## DATA FOR THIS EXERCISE
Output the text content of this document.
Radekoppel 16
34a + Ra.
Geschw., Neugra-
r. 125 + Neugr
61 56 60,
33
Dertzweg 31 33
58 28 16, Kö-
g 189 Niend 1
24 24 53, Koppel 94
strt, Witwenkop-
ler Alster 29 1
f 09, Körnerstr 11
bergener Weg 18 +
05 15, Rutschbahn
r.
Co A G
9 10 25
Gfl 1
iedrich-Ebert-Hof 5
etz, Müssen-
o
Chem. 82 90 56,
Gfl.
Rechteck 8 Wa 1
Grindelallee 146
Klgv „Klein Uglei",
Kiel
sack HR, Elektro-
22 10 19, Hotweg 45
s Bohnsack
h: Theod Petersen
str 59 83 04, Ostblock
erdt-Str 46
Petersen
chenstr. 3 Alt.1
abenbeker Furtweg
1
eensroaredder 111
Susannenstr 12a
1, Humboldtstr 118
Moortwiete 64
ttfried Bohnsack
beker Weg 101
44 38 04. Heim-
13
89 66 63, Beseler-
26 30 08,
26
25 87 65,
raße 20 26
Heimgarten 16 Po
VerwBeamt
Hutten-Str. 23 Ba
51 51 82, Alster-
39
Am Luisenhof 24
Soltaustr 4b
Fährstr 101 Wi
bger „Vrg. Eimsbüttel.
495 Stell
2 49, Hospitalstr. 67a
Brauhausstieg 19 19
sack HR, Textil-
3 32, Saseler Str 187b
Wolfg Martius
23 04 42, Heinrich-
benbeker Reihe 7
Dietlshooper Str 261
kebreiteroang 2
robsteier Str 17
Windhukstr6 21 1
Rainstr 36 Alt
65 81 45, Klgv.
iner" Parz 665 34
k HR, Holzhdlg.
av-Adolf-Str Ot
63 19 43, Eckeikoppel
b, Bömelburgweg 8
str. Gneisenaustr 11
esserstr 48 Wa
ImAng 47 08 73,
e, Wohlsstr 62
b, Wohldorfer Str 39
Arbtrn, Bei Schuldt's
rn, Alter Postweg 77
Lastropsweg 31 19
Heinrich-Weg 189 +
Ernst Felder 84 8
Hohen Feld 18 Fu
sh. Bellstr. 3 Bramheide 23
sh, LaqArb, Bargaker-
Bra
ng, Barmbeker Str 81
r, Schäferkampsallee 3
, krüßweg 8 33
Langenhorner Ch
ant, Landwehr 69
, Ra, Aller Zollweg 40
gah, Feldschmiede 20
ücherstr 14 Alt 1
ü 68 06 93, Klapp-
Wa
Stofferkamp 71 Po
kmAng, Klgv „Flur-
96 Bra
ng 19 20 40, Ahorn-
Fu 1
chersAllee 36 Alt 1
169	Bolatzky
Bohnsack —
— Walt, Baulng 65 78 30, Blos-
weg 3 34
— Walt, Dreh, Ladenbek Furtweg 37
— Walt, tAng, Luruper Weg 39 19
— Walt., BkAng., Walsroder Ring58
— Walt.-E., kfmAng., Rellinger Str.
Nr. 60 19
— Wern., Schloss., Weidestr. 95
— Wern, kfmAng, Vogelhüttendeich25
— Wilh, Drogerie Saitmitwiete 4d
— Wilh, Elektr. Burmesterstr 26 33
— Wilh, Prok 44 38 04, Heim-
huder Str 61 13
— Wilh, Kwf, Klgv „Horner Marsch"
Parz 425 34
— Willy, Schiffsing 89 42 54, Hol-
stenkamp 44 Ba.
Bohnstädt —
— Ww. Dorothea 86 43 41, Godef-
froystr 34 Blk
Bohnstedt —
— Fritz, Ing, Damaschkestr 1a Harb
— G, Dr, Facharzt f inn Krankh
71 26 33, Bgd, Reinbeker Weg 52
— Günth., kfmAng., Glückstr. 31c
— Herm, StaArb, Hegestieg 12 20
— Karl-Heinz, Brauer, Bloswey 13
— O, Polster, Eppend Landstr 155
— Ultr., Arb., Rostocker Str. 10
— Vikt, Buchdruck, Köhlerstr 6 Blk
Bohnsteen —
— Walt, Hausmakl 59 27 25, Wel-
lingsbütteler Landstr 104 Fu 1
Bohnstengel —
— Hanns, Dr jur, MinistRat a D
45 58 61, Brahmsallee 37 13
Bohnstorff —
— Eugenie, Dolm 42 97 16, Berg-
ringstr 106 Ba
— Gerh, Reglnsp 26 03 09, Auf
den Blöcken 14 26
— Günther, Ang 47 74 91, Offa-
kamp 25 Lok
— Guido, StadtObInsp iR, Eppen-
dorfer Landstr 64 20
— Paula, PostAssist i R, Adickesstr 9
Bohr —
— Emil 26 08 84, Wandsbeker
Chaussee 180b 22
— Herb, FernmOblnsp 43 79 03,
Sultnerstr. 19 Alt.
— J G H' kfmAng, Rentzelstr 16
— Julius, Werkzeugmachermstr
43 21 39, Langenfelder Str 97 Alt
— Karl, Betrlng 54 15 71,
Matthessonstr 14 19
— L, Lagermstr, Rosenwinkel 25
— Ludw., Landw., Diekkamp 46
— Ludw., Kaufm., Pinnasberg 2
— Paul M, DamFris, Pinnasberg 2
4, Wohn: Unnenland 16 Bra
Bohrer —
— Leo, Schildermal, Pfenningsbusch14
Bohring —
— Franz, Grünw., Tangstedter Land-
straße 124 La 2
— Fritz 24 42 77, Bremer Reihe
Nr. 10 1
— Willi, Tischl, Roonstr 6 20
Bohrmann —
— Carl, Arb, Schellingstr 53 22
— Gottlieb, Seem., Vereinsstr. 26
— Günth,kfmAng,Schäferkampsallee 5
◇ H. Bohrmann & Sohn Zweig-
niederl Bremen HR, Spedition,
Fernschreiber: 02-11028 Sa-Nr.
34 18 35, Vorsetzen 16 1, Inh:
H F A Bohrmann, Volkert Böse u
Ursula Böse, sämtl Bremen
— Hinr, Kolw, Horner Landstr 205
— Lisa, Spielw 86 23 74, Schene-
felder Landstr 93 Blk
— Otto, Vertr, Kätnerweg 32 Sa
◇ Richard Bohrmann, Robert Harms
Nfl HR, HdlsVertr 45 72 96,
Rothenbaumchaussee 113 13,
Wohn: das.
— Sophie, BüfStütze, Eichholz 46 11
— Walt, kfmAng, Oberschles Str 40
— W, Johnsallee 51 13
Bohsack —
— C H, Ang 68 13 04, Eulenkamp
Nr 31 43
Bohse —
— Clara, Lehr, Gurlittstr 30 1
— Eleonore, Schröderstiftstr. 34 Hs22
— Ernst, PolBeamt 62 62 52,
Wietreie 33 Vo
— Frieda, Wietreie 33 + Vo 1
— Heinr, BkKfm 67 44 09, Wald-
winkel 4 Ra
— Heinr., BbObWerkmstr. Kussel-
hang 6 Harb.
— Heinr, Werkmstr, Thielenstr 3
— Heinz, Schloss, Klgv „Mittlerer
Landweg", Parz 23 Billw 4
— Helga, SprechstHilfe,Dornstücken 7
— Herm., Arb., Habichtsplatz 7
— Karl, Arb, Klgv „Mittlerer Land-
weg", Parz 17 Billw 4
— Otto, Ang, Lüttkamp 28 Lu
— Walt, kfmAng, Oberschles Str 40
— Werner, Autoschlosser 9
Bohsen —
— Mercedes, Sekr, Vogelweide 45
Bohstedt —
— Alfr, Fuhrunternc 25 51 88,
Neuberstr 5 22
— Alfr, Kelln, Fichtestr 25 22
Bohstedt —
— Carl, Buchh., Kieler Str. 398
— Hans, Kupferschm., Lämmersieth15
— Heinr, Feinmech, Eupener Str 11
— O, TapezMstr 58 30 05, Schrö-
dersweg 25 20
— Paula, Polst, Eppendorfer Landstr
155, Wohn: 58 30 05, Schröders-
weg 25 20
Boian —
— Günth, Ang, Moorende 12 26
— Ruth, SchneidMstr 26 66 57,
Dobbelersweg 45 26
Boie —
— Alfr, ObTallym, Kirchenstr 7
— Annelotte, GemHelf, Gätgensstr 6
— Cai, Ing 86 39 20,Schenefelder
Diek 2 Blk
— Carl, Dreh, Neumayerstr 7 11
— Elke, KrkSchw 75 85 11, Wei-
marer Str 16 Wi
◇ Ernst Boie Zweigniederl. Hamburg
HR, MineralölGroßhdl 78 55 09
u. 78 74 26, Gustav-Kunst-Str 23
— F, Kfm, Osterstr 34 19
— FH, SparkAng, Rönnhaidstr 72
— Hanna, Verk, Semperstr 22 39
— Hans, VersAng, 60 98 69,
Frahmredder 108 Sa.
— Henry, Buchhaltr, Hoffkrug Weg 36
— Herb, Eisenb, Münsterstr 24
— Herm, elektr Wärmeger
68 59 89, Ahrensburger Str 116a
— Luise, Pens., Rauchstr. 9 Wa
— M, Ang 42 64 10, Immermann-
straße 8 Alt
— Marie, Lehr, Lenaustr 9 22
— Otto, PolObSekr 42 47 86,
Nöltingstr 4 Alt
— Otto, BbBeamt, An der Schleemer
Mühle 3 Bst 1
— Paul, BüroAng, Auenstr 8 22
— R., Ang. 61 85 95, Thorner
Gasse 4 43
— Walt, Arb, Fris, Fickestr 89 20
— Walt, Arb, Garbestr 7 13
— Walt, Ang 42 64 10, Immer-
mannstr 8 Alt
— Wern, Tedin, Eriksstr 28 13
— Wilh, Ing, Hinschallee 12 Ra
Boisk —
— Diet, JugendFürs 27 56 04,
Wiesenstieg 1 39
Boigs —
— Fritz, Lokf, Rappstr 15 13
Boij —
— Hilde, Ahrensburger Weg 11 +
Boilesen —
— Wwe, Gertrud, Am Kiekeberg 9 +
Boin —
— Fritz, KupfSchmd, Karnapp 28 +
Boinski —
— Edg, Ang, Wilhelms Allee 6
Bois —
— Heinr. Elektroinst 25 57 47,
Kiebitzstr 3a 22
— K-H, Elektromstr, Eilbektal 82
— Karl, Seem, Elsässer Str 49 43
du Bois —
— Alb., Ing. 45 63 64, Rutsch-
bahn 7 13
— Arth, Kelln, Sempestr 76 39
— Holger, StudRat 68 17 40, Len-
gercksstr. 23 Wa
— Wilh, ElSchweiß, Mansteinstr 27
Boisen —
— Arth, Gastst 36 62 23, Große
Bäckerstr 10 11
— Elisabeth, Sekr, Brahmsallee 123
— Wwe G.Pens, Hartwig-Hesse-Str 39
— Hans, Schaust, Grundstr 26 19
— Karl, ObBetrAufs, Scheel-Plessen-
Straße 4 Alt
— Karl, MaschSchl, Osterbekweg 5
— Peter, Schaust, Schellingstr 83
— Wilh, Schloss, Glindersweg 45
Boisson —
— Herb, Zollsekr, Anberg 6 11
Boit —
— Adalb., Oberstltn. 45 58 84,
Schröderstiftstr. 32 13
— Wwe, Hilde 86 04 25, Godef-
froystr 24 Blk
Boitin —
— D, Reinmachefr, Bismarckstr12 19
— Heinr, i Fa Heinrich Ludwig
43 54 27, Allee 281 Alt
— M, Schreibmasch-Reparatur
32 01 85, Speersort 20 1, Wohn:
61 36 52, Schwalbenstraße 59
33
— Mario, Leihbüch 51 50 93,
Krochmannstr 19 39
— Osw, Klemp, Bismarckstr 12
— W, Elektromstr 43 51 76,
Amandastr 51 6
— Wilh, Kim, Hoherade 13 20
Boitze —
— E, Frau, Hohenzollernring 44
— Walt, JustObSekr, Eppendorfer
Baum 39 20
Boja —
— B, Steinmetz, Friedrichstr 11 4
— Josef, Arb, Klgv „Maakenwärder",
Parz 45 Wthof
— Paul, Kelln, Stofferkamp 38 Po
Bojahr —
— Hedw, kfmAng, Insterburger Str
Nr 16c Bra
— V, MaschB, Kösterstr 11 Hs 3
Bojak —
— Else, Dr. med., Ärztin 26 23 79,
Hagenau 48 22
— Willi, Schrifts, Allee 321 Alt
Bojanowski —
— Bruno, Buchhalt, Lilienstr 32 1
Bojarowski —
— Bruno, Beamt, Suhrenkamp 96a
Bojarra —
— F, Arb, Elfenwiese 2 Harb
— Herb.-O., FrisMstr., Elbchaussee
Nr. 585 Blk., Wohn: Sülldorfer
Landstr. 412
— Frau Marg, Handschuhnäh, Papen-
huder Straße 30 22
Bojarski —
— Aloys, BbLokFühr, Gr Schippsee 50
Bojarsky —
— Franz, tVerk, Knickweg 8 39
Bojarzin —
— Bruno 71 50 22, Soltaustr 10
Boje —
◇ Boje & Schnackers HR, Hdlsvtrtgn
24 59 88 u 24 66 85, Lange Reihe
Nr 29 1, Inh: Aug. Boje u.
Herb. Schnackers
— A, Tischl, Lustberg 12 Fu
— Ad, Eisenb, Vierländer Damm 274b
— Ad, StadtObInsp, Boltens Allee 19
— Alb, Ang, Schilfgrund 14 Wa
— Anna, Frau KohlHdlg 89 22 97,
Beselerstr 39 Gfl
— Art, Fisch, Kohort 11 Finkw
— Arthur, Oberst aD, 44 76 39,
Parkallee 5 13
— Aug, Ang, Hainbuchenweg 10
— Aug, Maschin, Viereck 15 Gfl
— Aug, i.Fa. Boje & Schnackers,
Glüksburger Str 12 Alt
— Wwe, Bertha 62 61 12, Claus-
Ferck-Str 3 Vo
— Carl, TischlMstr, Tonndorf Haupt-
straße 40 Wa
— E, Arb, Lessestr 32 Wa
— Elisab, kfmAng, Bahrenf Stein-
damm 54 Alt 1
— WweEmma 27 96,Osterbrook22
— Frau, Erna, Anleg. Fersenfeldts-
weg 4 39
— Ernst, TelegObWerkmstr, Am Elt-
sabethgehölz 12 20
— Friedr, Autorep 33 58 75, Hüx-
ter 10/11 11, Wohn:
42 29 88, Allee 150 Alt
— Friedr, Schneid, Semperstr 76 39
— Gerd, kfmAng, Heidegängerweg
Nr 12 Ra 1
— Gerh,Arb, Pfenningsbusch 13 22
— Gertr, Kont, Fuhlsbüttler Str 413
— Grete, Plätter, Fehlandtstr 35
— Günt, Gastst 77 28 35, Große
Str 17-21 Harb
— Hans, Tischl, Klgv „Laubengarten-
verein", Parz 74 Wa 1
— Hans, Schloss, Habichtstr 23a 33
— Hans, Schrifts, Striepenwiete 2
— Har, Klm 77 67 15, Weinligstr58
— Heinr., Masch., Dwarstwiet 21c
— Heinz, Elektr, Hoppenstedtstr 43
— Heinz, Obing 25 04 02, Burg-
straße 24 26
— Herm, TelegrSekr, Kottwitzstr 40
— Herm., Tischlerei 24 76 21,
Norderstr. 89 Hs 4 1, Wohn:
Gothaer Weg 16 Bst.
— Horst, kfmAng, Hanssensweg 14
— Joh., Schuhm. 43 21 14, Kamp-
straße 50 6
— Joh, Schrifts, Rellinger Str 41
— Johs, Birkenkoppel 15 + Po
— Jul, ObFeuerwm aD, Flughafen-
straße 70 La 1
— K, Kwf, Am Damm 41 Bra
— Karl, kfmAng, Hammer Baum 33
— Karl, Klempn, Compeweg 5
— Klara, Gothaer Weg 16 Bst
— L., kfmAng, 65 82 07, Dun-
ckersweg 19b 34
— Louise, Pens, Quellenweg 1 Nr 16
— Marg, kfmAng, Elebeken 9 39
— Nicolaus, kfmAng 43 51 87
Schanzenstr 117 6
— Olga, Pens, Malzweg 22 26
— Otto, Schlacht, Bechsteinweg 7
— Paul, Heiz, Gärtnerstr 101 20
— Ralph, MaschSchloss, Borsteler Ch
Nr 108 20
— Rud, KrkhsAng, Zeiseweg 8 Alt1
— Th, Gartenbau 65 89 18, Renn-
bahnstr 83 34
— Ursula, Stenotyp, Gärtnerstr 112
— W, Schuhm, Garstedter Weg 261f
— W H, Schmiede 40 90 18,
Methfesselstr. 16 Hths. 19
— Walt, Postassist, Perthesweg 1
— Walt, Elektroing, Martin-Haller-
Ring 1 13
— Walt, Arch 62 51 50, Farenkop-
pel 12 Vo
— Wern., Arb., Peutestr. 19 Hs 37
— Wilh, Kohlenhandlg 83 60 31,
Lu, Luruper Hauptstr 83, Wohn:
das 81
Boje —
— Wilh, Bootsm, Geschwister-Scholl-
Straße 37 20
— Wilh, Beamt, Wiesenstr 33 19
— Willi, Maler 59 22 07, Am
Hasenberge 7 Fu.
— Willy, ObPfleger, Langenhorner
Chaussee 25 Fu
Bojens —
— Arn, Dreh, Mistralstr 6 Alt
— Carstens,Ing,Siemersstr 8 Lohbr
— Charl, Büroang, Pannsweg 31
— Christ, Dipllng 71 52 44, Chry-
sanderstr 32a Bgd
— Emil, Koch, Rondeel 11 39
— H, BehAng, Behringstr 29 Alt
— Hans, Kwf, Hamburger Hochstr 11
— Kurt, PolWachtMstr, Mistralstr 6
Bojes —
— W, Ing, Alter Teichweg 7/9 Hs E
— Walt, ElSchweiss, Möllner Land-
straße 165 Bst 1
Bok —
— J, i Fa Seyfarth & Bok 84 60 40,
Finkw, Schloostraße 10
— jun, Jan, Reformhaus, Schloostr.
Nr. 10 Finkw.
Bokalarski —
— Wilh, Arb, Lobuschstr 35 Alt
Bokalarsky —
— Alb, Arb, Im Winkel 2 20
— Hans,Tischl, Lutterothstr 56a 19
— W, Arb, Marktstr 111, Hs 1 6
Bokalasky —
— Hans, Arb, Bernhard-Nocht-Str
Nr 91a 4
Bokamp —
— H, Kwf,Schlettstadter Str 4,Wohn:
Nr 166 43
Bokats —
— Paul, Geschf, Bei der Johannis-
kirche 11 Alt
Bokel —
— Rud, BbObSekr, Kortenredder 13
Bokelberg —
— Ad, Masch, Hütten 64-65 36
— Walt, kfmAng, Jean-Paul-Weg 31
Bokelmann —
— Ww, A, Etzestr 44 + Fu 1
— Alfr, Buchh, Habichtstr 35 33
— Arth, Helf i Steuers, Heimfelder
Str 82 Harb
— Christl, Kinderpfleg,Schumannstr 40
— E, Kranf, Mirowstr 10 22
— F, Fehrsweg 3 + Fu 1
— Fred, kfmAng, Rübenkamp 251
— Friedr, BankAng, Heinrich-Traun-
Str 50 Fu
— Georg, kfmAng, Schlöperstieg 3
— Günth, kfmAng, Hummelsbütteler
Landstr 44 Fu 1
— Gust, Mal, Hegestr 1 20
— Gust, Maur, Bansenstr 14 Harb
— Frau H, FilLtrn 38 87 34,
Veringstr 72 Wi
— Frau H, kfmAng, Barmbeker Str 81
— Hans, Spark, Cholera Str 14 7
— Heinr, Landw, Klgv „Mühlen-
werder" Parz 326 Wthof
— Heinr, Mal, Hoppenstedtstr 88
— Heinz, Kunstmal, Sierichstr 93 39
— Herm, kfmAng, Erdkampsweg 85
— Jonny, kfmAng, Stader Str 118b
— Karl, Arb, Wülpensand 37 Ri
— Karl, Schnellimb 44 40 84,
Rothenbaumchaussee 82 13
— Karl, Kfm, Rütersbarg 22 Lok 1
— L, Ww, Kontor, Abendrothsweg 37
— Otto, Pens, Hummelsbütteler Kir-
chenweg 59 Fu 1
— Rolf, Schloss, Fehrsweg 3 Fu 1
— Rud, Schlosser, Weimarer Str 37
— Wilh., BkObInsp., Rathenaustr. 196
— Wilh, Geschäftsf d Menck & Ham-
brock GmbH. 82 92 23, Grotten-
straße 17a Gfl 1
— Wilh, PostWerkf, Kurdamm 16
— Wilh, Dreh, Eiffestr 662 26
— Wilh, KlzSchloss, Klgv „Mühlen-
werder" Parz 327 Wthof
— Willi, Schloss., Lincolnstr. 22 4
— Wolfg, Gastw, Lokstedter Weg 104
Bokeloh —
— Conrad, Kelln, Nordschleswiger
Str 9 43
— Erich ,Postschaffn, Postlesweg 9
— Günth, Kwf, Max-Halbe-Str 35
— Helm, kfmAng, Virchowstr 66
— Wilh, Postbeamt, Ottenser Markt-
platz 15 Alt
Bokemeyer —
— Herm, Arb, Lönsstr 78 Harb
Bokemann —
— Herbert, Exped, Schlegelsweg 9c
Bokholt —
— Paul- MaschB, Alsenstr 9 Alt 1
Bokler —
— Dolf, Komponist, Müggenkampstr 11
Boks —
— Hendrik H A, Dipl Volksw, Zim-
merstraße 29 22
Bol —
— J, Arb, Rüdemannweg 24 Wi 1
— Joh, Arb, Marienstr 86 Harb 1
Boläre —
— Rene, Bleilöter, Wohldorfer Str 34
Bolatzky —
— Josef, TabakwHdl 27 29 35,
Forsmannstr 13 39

## EXERCISE GOAL
Copy out every line of the listing that contains the string "Brahmsallee".

## THE ANSWER
45 58 61, Brahmsallee 37 13
— Elisabeth, Sekr, Brahmsallee 123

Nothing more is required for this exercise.